*** Opening of DOCUMENT TEXT ***

When did Akbar Bugti, one of the most loyal servants of the federation, talk of separation or taking on the state of Pakistan? What were the circumstances in which he was forced at his age to head for the mountains, in a symbolic Baloch gesture of defiance?
Not a day passes when bodies aren’t found of young men, mostly Baloch nationalists/separatists, who have not been arrested and tried for their beliefs or crimes but kidnapped and summarily executed.
The Supreme Court says it finds this unacceptable and castigates those responsible. But PPP MNA from Khyber-Pakhtunkhwa Noor Alam says the court’s proceedings and statements were ‘demoralising’ the security forces. Perhaps the governing-party legislator was again appeasing the military at a time the government feels fresh pressure from the judiciary.
It is strange that the state has a history of talking to the Taliban and cutting a number of deals with them. Hafiz Gul Bahadar, who has ordered a stop to the polio vaccination campaign in North Waziristan, is but one. Who wouldn’t recall the ‘peace deal’ with Baitullah Mehsud in 2005 in South Waziristan?
That deal marked a costly mistake of the state which was eventually to take a toll of more than 3,500 of our soldiers. We support people such as the Haqqanis who can strike Kabul at will but cannot check Mullah Radio’s gang of marauding murderers in Kunar province as they launch attack after attack on our land.

*** Close of DOCUMENT TEXT ***

> [WORK TASK A]:
Reproduce the passage on Pakistan's Baloch conflict, everything from "When did Akbar" down to "gesture of defiance?".
> [WORK TASK B]:
In one to three sentences, explain why the passage on Pakistan's Baloch conflict calls the 2005 peace deal with Baitullah Mehsud a costly mistake.
> [WORK TASK C]:
Carry on the passage on Pakistan's Baloch conflict from the point where it stops.

*** Opening of LISTED RECORDS ***

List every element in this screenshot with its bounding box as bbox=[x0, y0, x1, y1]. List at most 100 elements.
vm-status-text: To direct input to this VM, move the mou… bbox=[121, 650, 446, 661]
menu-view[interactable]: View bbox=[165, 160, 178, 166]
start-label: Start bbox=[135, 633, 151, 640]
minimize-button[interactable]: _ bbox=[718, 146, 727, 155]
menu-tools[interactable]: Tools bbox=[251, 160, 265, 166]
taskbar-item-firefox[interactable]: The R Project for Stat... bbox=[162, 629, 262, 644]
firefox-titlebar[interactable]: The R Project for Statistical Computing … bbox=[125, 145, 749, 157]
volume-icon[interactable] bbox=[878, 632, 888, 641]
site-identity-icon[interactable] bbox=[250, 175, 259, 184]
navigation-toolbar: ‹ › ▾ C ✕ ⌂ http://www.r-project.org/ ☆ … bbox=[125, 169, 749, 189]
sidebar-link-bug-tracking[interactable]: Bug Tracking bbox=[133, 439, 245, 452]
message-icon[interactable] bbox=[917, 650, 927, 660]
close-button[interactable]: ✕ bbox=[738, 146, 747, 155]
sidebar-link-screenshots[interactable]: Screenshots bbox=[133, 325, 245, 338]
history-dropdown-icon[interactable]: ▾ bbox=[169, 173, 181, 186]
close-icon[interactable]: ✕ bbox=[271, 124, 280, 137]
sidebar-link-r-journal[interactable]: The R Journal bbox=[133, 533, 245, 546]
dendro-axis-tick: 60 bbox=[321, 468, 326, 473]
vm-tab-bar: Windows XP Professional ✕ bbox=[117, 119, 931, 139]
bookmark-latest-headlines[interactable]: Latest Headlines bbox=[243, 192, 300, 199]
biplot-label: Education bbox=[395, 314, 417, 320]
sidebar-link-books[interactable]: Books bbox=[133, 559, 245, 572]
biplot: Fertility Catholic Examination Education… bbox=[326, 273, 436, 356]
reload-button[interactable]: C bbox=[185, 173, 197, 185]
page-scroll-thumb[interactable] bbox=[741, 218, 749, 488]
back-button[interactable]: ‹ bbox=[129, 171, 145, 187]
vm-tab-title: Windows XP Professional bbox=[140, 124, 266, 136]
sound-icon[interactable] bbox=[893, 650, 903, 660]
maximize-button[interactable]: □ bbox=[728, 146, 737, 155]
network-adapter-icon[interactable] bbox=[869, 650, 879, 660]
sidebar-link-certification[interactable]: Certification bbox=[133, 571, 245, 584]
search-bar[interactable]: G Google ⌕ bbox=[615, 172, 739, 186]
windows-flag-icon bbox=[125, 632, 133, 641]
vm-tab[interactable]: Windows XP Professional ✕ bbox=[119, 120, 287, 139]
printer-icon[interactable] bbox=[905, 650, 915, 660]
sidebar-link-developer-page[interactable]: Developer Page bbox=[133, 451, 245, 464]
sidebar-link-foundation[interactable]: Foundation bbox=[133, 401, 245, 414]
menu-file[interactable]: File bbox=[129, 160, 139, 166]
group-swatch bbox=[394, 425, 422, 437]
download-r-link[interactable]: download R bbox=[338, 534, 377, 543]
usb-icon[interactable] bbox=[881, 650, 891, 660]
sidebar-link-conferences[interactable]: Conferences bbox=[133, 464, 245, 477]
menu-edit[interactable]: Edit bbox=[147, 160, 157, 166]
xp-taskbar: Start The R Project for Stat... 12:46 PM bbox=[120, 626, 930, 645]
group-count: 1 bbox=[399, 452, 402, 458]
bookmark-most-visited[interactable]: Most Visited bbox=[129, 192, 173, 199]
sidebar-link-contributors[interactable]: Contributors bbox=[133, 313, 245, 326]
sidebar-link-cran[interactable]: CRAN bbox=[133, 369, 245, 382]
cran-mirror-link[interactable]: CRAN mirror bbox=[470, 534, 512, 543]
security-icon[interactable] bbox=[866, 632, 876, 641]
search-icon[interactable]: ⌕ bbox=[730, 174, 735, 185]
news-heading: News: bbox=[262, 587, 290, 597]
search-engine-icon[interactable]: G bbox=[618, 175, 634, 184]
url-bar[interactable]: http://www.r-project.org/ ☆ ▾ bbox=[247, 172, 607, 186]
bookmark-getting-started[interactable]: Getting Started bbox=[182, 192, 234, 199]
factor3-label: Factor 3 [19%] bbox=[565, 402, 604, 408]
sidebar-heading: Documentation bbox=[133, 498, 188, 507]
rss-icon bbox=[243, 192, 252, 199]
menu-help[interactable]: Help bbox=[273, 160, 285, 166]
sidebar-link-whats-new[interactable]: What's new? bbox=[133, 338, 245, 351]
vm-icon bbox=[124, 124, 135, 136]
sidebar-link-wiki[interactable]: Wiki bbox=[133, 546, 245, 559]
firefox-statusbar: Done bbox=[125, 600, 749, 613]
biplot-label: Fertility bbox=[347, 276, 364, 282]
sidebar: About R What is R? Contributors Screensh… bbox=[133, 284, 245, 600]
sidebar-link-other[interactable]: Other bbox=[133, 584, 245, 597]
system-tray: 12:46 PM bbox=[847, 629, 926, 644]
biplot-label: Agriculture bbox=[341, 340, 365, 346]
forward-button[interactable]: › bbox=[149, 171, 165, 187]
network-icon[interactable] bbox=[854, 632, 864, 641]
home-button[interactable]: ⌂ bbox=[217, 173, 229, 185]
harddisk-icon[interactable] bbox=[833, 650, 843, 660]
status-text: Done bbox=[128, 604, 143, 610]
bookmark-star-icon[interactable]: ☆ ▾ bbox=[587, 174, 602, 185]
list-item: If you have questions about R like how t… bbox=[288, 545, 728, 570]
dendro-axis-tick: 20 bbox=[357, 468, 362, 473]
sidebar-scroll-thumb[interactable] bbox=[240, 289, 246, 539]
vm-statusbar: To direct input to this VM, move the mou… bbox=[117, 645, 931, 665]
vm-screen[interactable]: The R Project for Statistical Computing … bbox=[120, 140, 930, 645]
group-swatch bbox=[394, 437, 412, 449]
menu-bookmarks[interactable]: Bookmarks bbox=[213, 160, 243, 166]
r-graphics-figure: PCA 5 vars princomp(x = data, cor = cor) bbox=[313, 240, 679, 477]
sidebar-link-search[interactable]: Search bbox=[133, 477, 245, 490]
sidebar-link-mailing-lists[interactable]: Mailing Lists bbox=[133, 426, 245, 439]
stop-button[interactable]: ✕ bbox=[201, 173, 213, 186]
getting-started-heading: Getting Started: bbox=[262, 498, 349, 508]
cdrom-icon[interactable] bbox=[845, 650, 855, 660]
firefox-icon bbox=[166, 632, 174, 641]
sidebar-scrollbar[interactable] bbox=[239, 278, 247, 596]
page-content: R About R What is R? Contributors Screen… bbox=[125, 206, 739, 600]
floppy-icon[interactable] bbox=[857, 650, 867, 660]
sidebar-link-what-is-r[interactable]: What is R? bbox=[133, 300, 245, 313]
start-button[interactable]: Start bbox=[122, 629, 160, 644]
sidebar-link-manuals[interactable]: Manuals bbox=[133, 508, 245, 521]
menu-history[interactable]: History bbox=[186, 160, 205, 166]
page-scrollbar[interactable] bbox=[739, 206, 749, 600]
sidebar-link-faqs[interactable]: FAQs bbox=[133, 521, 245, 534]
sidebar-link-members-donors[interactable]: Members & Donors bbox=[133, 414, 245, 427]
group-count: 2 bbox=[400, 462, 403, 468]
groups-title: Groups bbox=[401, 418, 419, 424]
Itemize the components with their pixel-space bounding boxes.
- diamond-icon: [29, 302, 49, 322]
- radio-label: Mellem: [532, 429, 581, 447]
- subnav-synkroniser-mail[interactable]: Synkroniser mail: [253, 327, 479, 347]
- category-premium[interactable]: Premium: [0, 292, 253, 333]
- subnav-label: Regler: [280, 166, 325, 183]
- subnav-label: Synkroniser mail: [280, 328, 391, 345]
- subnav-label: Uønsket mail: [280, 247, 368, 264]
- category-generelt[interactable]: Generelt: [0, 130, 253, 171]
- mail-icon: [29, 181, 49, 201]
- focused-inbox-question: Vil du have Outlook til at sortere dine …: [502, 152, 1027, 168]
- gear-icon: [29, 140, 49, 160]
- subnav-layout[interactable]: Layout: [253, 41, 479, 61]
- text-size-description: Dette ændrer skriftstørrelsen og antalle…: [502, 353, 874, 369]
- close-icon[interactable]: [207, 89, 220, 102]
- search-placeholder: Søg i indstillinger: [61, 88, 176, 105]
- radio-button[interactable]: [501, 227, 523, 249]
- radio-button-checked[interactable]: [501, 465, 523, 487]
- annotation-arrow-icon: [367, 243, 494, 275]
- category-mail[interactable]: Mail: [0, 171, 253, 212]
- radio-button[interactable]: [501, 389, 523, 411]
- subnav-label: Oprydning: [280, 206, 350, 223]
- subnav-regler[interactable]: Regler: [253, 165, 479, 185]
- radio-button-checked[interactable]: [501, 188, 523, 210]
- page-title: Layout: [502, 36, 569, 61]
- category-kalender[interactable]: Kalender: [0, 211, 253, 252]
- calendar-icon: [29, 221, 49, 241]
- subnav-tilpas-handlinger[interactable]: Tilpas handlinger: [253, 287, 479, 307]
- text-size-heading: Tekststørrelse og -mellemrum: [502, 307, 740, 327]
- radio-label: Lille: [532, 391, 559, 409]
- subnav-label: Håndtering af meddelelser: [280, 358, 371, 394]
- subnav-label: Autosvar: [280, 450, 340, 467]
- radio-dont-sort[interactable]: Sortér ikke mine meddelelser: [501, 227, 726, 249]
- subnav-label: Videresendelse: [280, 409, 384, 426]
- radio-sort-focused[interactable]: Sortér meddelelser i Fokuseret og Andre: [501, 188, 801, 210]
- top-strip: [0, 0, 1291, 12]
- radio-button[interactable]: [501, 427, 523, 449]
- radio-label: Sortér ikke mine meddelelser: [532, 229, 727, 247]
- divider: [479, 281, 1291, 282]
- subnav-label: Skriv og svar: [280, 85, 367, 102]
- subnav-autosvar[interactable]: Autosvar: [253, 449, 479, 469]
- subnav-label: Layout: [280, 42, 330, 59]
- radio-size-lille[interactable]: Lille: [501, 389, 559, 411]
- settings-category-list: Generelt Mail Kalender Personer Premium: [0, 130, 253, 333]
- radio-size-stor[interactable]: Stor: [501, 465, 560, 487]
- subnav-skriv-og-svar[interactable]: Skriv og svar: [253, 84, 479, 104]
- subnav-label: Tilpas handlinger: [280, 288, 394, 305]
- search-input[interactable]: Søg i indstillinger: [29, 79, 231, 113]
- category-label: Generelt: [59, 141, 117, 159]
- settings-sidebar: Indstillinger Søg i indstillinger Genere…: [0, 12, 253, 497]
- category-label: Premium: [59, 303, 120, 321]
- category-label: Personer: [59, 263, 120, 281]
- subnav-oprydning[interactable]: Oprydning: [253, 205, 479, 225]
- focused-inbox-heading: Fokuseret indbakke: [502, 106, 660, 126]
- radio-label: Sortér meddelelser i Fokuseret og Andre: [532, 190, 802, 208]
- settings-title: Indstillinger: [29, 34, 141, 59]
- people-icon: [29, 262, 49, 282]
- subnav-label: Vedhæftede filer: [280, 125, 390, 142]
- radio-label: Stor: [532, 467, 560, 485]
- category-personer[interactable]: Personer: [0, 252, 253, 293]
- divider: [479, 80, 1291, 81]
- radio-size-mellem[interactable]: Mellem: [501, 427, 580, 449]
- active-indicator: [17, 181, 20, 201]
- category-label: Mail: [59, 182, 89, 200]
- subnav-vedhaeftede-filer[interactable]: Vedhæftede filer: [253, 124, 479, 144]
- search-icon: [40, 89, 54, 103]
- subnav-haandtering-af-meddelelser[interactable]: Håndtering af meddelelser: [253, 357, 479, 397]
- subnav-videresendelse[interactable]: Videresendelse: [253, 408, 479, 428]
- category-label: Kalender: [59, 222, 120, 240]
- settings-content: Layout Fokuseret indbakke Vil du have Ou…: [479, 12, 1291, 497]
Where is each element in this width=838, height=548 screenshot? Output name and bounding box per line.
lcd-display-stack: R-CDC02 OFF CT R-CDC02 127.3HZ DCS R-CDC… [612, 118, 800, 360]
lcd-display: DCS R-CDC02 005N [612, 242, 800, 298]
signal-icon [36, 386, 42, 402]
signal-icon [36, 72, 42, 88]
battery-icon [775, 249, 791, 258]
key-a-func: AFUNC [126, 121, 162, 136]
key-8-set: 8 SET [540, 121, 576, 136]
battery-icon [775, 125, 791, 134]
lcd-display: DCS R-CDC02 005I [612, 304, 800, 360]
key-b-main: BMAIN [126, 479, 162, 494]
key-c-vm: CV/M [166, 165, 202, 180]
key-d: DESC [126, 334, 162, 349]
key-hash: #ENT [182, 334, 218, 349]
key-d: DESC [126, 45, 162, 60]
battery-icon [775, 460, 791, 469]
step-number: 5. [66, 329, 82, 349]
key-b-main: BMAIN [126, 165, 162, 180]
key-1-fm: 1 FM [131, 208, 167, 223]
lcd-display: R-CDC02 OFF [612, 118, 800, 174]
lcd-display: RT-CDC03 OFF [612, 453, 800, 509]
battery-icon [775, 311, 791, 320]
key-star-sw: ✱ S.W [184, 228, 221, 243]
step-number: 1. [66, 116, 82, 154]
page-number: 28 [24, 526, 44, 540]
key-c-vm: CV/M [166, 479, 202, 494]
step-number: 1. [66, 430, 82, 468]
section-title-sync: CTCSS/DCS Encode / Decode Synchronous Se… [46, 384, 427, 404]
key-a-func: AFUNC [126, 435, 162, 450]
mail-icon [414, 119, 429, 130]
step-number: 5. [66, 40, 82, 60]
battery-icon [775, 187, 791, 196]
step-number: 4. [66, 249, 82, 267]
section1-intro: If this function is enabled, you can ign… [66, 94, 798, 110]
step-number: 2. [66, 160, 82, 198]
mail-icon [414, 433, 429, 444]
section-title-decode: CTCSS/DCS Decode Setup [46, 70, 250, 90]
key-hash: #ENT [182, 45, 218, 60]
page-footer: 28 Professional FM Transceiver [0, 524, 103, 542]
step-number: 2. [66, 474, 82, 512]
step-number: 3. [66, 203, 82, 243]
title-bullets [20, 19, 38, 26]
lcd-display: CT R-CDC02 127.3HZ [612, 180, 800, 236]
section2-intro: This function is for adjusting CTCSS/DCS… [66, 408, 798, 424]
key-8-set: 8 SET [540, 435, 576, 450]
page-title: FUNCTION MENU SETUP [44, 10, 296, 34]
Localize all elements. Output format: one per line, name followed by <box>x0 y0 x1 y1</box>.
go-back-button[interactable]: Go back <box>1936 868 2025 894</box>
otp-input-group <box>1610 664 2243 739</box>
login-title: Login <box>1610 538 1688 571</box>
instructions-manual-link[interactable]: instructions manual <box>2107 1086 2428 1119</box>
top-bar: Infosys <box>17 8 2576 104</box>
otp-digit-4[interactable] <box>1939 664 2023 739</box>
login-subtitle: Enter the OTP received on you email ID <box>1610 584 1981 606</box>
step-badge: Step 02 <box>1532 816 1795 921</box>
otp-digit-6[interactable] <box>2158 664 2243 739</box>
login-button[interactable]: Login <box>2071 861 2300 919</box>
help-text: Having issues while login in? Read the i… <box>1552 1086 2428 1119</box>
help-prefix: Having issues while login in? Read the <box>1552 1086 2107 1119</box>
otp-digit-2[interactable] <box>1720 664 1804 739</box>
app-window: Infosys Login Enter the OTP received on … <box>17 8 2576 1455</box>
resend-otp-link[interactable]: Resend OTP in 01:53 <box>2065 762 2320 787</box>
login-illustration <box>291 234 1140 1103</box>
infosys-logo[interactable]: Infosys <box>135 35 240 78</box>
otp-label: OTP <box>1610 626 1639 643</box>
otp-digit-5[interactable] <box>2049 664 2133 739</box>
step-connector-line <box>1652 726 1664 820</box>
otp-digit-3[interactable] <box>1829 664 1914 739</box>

*** Close of LISTED RECORDS ***

> [ANSWER SECTION A]:
When did Akbar Bugti, one of the most loyal servants of the federation, talk of separation or taking on the state of Pakistan? What were the circumstances in which he was forced at his age to head for the mountains, in a symbolic Baloch gesture of defiance?

> [ANSWER SECTION B]:
The passage calls it a costly mistake because the deal was eventually to take a toll of more than 3,500 Pakistani soldiers.

> [ANSWER SECTION C]:
The wisdom of our security apparatus appears infinite. It opposes talks with the Baloch. There are indications that the agencies have infiltrated the separatist movement in Balochistan. There are also plans afoot to insert Jamaat-ud Dawa into the province, as if more religious zealots would solve the puzzle.
Having tried to brutally crush the separatists and having chosen to look the other way as Shia Hazaras have come under murderous attacks with increasing regularity by the sectarian Lashkar-i-Jhangvi, the secu-rity set-up is now said to be playing a suicidal game by fanning Baloch-Pashtun differences.
Yes, it is equally mindless of some elements of the separatist movement — which is rooted in the legitimate demand for rights — to see it fit to kill innocent poor people such as, recently, the Swati miners, dealing a blow to the credibility of their whole cause.
Statements such as the prime minister’s won’t encourage even the saner among them to the negotiating table. One can be sure nobody has bothered to explore whether some of their separatist rhetoric is mere posturing by those who feel wronged and violated by the state and are lashing out in desperation.
Consider the utterances of Islamabad and Washington starting with the Salala attack and through the period when the two sides were negotiating the restoration of Nato supply routes. Their relations seemed irreparably damaged. And what happened? Both made concessions.
Just a few months ago, after yet another pronouncement by the former prime minister of wanting dialogue, Mir Harbiyar Marri’s younger brother told an interviewer: nobody has knocked on our door. Wouldn’t you get the sense that this meant they wouldn’t be totally averse to talks?
It seems like a long time ago when President Asif Ali Zardari first talked about addressing the issue. Himself Baloch, there was hope he would use his effective negotiating skills to quickly make a breakthrough.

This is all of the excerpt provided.